**The exercise**
Write the material out again exactly.
--- begin ---
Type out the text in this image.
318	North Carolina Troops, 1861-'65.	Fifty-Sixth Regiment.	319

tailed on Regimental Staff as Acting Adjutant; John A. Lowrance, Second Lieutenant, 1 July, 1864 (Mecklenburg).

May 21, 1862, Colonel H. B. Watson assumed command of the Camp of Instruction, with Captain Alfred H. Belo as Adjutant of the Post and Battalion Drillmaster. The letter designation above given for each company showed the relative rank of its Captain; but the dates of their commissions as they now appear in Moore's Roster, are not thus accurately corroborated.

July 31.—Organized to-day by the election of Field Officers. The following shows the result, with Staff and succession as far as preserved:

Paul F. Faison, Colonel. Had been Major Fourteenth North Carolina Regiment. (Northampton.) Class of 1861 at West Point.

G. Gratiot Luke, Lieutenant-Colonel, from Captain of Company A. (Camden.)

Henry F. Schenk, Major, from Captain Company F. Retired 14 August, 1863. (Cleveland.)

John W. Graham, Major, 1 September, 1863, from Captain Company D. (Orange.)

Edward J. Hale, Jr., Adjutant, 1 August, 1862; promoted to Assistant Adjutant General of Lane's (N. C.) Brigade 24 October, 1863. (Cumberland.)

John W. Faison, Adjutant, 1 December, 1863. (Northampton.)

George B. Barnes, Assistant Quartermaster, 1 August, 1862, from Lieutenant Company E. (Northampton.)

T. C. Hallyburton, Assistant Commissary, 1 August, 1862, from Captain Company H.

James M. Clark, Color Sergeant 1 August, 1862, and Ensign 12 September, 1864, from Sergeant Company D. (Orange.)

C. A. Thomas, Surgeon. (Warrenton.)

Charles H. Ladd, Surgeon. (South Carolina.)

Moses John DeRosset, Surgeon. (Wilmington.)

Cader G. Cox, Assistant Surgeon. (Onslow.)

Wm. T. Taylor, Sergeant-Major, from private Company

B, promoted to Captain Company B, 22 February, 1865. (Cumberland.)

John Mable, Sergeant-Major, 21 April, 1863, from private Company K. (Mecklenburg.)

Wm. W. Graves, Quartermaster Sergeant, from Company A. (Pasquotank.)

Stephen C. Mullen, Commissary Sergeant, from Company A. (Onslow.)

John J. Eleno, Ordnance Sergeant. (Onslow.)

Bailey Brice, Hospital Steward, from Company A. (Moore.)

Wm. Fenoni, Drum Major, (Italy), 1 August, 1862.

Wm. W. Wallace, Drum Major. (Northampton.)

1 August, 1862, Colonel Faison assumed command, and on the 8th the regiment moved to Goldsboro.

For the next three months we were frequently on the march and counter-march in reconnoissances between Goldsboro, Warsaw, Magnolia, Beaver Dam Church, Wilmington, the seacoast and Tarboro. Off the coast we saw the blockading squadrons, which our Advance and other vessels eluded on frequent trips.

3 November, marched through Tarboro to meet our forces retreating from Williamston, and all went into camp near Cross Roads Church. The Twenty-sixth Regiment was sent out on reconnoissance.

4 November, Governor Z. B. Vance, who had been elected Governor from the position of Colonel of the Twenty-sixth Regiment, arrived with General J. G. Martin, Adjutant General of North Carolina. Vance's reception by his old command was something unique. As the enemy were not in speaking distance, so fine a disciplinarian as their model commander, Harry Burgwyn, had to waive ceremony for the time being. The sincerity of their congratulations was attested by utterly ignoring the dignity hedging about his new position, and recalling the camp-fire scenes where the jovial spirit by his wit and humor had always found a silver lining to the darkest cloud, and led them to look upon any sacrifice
--- end ---
**Written answer**
Type out the text in this image.
318	North Carolina Troops, 1861-'65.	Fifty-Sixth Regiment.	319

tailed on Regimental Staff as Acting Adjutant; John A. Lowrance, Second Lieutenant, 1 July, 1864 (Mecklenburg).

May 21, 1862, Colonel H. B. Watson assumed command of the Camp of Instruction, with Captain Alfred H. Belo as Adjutant of the Post and Battalion Drillmaster. The letter designation above given for each company showed the relative rank of its Captain; but the dates of their commissions as they now appear in Moore's Roster, are not thus accurately corroborated.

July 31.—Organized to-day by the election of Field Officers. The following shows the result, with Staff and succession as far as preserved:

Paul F. Faison, Colonel. Had been Major Fourteenth North Carolina Regiment. (Northampton.) Class of 1861 at West Point.

G. Gratiot Luke, Lieutenant-Colonel, from Captain of Company A. (Camden.)

Henry F. Schenk, Major, from Captain Company F. Retired 14 August, 1863. (Cleveland.)

John W. Graham, Major, 1 September, 1863, from Captain Company D. (Orange.)

Edward J. Hale, Jr., Adjutant, 1 August, 1862; promoted to Assistant Adjutant General of Lane's (N. C.) Brigade 24 October, 1863. (Cumberland.)

John W. Faison, Adjutant, 1 December, 1863. (Northampton.)

George B. Barnes, Assistant Quartermaster, 1 August, 1862, from Lieutenant Company E. (Northampton.)

T. C. Hallyburton, Assistant Commissary, 1 August, 1862, from Captain Company H.

James M. Clark, Color Sergeant 1 August, 1862, and Ensign 12 September, 1864, from Sergeant Company D. (Orange.)

C. A. Thomas, Surgeon. (Warrenton.)

Charles H. Ladd, Surgeon. (South Carolina.)

Moses John DeRosset, Surgeon. (Wilmington.)

Cader G. Cox, Assistant Surgeon. (Onslow.)

Wm. T. Taylor, Sergeant-Major, from private Company

B, promoted to Captain Company B, 22 February, 1865. (Cumberland.)

John Mable, Sergeant-Major, 21 April, 1863, from private Company K. (Mecklenburg.)

Wm. W. Graves, Quartermaster Sergeant, from Company A. (Pasquotank.)

Stephen C. Mullen, Commissary Sergeant, from Company A. (Onslow.)

John J. Eleno, Ordnance Sergeant. (Onslow.)

Bailey Brice, Hospital Steward, from Company A. (Moore.)

Wm. Fenoni, Drum Major, (Italy), 1 August, 1862.

Wm. W. Wallace, Drum Major. (Northampton.)

1 August, 1862, Colonel Faison assumed command, and on the 8th the regiment moved to Goldsboro.

For the next three months we were frequently on the march and counter-march in reconnoissances between Goldsboro, Warsaw, Magnolia, Beaver Dam Church, Wilmington, the seacoast and Tarboro. Off the coast we saw the blockading squadrons, which our Advance and other vessels eluded on frequent trips.

3 November, marched through Tarboro to meet our forces retreating from Williamston, and all went into camp near Cross Roads Church. The Twenty-sixth Regiment was sent out on reconnoissance.

4 November, Governor Z. B. Vance, who had been elected Governor from the position of Colonel of the Twenty-sixth Regiment, arrived with General J. G. Martin, Adjutant General of North Carolina. Vance's reception by his old command was something unique. As the enemy were not in speaking distance, so fine a disciplinarian as their model commander, Harry Burgwyn, had to waive ceremony for the time being. The sincerity of their congratulations was attested by utterly ignoring the dignity hedging about his new position, and recalling the camp-fire scenes where the jovial spirit by his wit and humor had always found a silver lining to the darkest cloud, and led them to look upon any sacrifice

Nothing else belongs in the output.